Say how many lines contain "comercial", using only the number.

[Saved entries]
┌──
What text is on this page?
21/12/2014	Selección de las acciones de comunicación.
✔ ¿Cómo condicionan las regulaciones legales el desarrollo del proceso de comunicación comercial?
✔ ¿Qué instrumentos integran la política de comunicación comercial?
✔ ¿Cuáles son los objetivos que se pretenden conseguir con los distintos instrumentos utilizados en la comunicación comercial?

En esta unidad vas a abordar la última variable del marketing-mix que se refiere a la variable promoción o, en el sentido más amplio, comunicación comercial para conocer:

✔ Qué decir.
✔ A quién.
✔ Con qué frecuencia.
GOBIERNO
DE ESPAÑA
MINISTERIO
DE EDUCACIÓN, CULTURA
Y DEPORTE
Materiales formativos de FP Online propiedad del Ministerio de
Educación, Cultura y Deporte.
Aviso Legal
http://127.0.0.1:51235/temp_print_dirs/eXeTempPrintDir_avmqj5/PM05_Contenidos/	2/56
└──
*Answer*.
4